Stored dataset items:
***
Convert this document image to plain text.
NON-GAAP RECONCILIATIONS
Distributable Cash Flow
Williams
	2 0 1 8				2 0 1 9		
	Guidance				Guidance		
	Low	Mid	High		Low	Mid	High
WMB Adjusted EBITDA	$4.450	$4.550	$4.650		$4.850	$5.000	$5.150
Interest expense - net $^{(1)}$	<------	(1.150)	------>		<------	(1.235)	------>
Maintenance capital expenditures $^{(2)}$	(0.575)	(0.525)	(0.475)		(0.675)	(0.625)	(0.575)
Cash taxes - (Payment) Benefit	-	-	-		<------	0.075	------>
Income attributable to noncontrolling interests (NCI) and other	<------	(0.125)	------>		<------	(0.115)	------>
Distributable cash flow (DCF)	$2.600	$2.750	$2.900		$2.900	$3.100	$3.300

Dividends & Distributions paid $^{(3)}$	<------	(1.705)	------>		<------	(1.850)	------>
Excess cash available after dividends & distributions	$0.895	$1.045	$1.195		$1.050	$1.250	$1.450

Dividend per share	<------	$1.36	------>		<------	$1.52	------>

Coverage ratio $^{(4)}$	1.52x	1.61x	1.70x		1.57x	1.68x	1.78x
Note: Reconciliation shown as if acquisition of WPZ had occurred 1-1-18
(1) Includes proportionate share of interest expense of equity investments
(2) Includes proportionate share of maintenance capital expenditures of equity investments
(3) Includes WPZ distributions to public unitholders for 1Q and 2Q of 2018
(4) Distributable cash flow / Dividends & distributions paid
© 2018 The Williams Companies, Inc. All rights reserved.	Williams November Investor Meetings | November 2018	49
***
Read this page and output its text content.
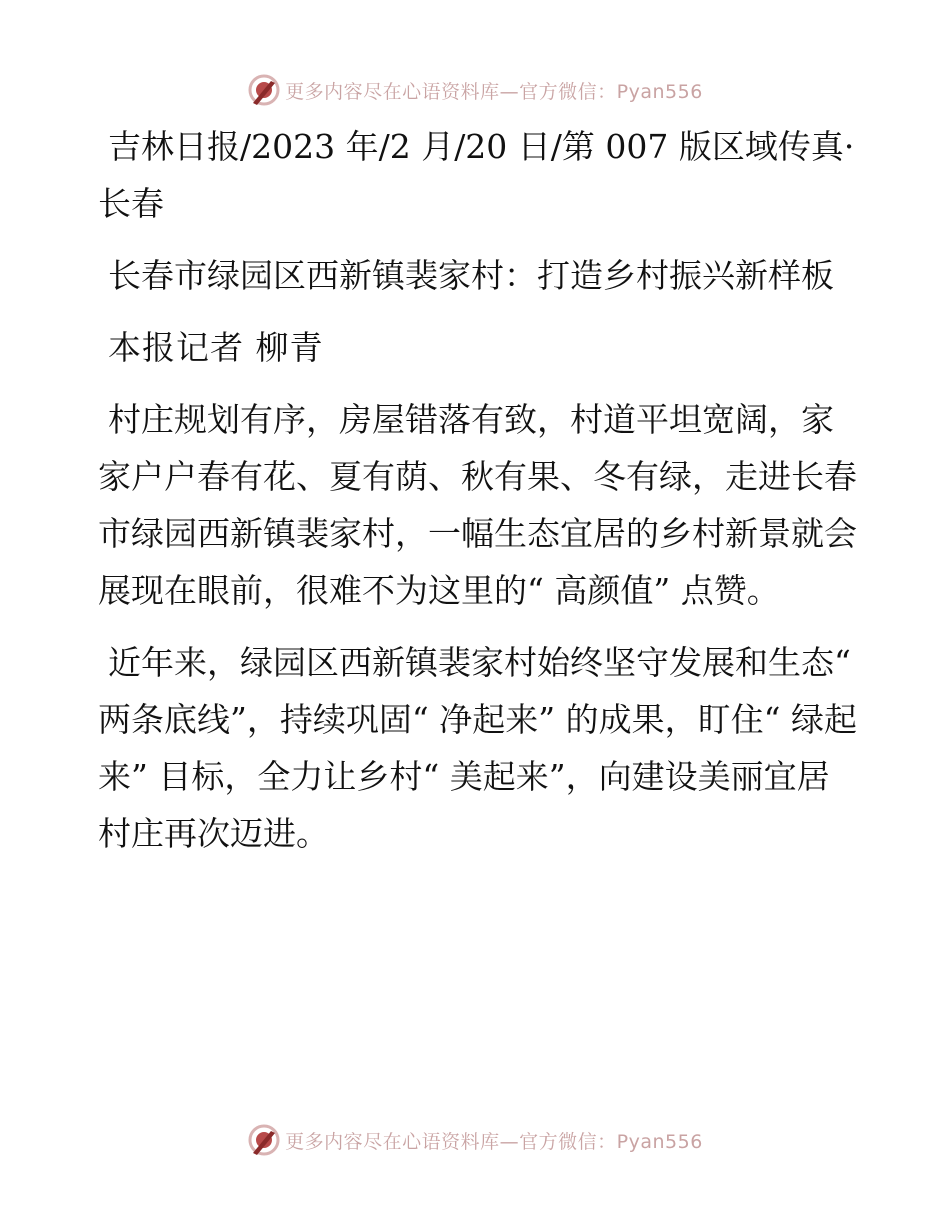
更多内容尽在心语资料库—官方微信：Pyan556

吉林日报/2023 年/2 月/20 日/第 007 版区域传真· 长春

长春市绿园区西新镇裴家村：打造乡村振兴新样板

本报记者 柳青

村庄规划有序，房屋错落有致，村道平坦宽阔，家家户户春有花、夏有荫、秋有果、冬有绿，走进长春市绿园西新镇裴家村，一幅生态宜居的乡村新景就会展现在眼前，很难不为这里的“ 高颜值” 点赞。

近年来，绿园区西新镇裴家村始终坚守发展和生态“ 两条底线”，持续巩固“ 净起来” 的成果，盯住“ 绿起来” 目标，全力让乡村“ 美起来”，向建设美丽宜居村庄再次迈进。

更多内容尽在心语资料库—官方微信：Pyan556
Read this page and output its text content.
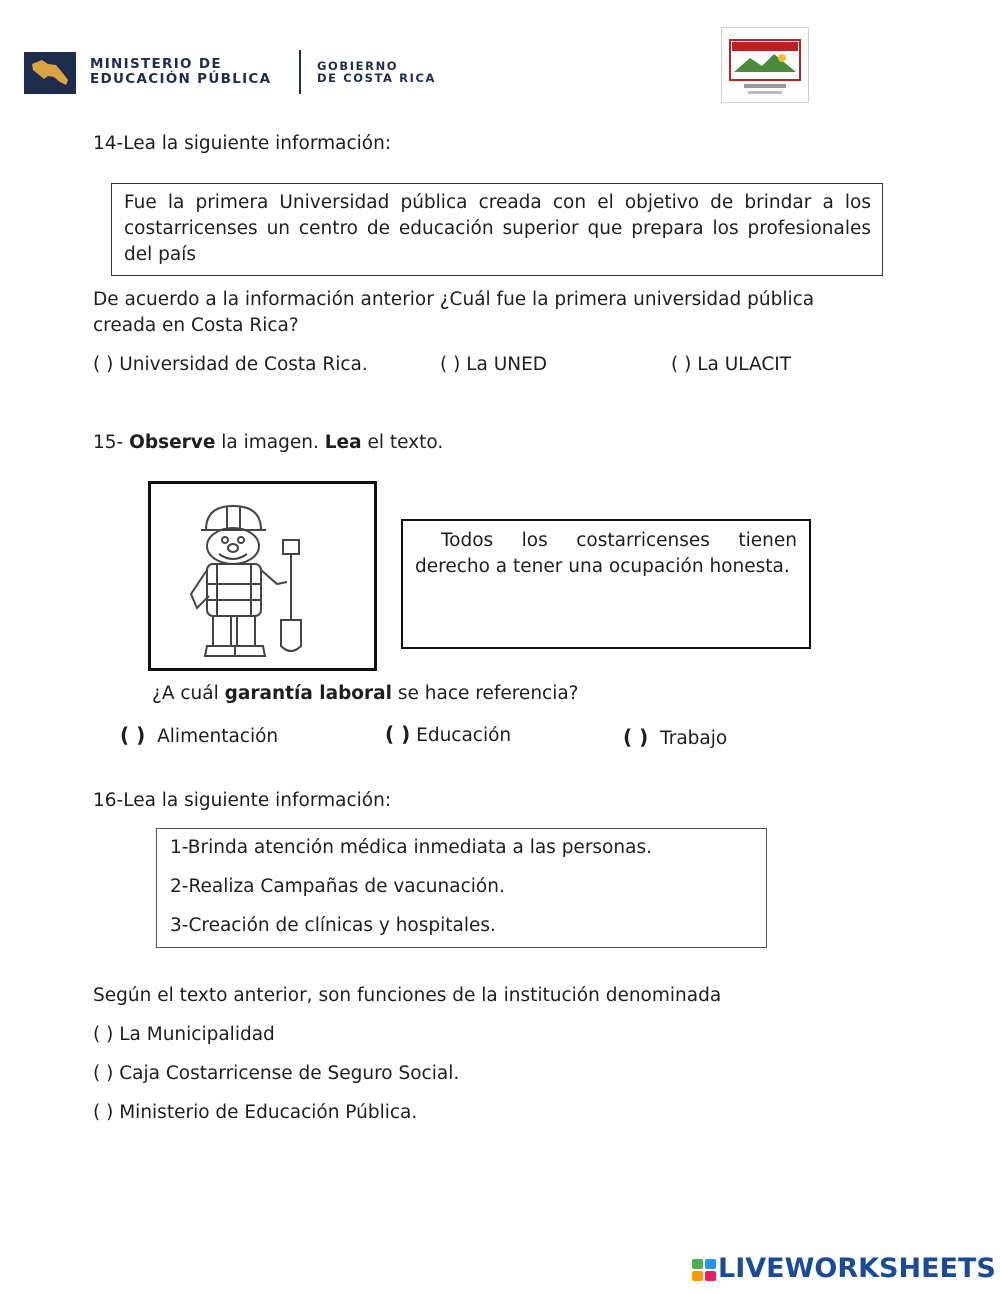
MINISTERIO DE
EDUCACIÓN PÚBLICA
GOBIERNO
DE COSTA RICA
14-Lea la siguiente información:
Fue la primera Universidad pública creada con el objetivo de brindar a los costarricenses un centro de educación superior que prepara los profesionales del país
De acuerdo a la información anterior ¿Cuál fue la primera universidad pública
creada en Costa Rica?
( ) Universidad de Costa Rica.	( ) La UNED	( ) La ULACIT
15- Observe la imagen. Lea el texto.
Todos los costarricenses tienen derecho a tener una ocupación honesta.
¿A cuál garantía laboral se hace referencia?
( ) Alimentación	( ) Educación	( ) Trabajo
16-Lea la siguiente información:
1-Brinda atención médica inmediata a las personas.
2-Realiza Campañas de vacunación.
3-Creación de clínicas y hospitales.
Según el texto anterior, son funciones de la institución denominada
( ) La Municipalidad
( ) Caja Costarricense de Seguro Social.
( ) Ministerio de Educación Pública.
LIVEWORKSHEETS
***
Copy every line of the listing containing the string "expense".

Interest expense - net $^{(1)}$	<------	(1.150)	------>		<------	(1.235)	------>
(1) Includes proportionate share of interest expense of equity investments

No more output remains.